• Figure record extracts
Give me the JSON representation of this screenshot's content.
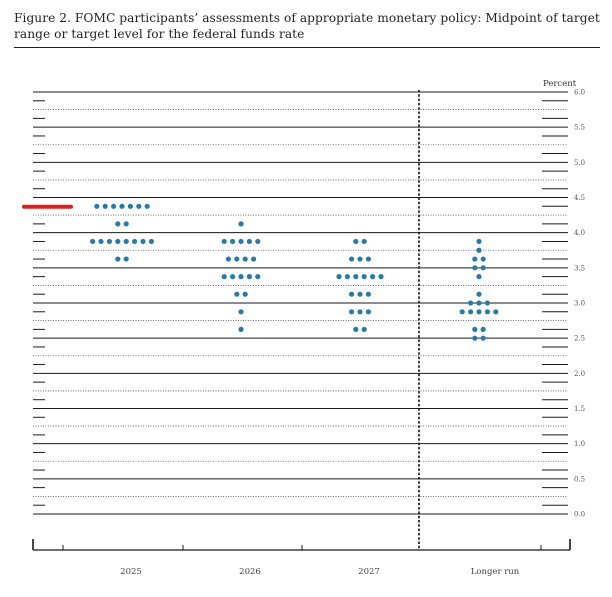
{
  "figure": {
    "caption": "Figure 2.  FOMC participants’ assessments of appropriate monetary policy:  Midpoint of target range or target level for the federal funds rate"
  },
  "chart_data": {
    "type": "scatter",
    "unit_label": "Percent",
    "ylim": [
      0,
      6
    ],
    "yticks": [
      "0.0",
      "0.5",
      "1.0",
      "1.5",
      "2.0",
      "2.5",
      "3.0",
      "3.5",
      "4.0",
      "4.5",
      "5.0",
      "5.5",
      "6.0"
    ],
    "categories": [
      "2025",
      "2026",
      "2027",
      "Longer run"
    ],
    "current_rate": 4.375,
    "dot_color": "#2a7aa8",
    "marker_color": "#e02020",
    "gridlines": true,
    "series": [
      {
        "category": "2025",
        "dots": [
          {
            "y": 4.375,
            "n": 7
          },
          {
            "y": 4.125,
            "n": 2
          },
          {
            "y": 3.875,
            "n": 8
          },
          {
            "y": 3.625,
            "n": 2
          }
        ]
      },
      {
        "category": "2026",
        "dots": [
          {
            "y": 4.125,
            "n": 1
          },
          {
            "y": 3.875,
            "n": 5
          },
          {
            "y": 3.625,
            "n": 4
          },
          {
            "y": 3.375,
            "n": 5
          },
          {
            "y": 3.125,
            "n": 2
          },
          {
            "y": 2.875,
            "n": 1
          },
          {
            "y": 2.625,
            "n": 1
          }
        ]
      },
      {
        "category": "2027",
        "dots": [
          {
            "y": 3.875,
            "n": 2
          },
          {
            "y": 3.625,
            "n": 3
          },
          {
            "y": 3.375,
            "n": 6
          },
          {
            "y": 3.125,
            "n": 3
          },
          {
            "y": 2.875,
            "n": 3
          },
          {
            "y": 2.625,
            "n": 2
          }
        ]
      },
      {
        "category": "Longer run",
        "dots": [
          {
            "y": 3.875,
            "n": 1
          },
          {
            "y": 3.75,
            "n": 1
          },
          {
            "y": 3.625,
            "n": 2
          },
          {
            "y": 3.5,
            "n": 2
          },
          {
            "y": 3.375,
            "n": 1
          },
          {
            "y": 3.125,
            "n": 1
          },
          {
            "y": 3.0,
            "n": 3
          },
          {
            "y": 2.875,
            "n": 5
          },
          {
            "y": 2.625,
            "n": 2
          },
          {
            "y": 2.5,
            "n": 2
          }
        ]
      }
    ]
  }
}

• AIM OF THE EXERCISE
Copy every line of the listing where the word "category" appears.

• TASK RESPONSE
        "category": "2025",
        "category": "2026",
        "category": "2027",
        "category": "Longer run",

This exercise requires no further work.